[START OF RECORDED INFORMATION]
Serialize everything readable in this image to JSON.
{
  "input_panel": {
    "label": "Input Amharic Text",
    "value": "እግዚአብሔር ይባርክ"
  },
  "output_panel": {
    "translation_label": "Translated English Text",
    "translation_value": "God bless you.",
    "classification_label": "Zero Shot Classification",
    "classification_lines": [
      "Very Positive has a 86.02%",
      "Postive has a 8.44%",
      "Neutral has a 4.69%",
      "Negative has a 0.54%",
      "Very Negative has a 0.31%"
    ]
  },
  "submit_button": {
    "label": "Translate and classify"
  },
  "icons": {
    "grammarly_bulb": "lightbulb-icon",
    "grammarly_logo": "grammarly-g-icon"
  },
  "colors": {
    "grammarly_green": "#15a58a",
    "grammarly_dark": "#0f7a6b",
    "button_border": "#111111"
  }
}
[END OF RECORDED INFORMATION]
GIVEN TASK> Every entry in the listing must be retyped exactly.

EXPECTED ANSWER>
Serialize everything readable in this image to JSON.
{
  "input_panel": {
    "label": "Input Amharic Text",
    "value": "እግዚአብሔር ይባርክ"
  },
  "output_panel": {
    "translation_label": "Translated English Text",
    "translation_value": "God bless you.",
    "classification_label": "Zero Shot Classification",
    "classification_lines": [
      "Very Positive has a 86.02%",
      "Postive has a 8.44%",
      "Neutral has a 4.69%",
      "Negative has a 0.54%",
      "Very Negative has a 0.31%"
    ]
  },
  "submit_button": {
    "label": "Translate and classify"
  },
  "icons": {
    "grammarly_bulb": "lightbulb-icon",
    "grammarly_logo": "grammarly-g-icon"
  },
  "colors": {
    "grammarly_green": "#15a58a",
    "grammarly_dark": "#0f7a6b",
    "button_border": "#111111"
  }
}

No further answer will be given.